» Work to complete
Could you write out the records below exactly as they appear, leaving out any pictures?

+===+

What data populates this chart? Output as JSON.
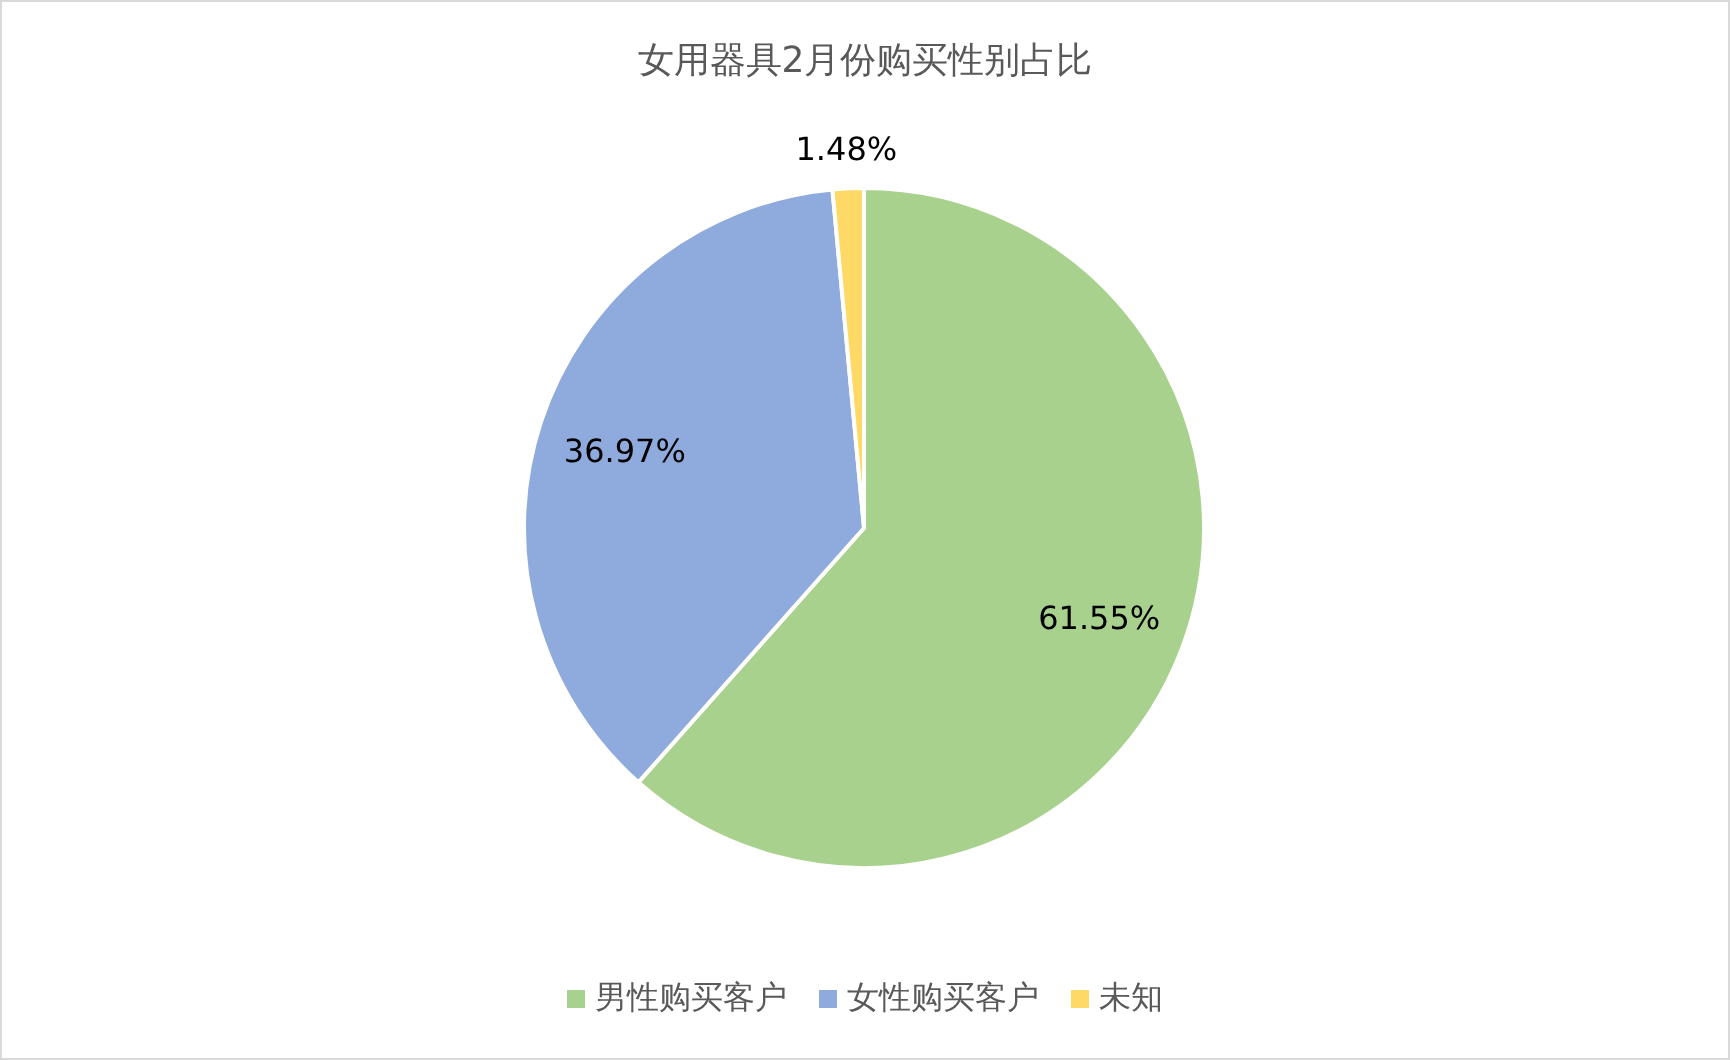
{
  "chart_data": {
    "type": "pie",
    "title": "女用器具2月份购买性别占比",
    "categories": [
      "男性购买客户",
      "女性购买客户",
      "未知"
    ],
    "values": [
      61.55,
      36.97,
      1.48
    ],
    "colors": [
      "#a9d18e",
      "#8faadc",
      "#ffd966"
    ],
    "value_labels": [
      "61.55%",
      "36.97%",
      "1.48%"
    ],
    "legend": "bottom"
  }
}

+===+

» Written answer
What data populates this chart? Output as JSON.
{
  "chart_data": {
    "type": "pie",
    "title": "女用器具2月份购买性别占比",
    "categories": [
      "男性购买客户",
      "女性购买客户",
      "未知"
    ],
    "values": [
      61.55,
      36.97,
      1.48
    ],
    "colors": [
      "#a9d18e",
      "#8faadc",
      "#ffd966"
    ],
    "value_labels": [
      "61.55%",
      "36.97%",
      "1.48%"
    ],
    "legend": "bottom"
  }
}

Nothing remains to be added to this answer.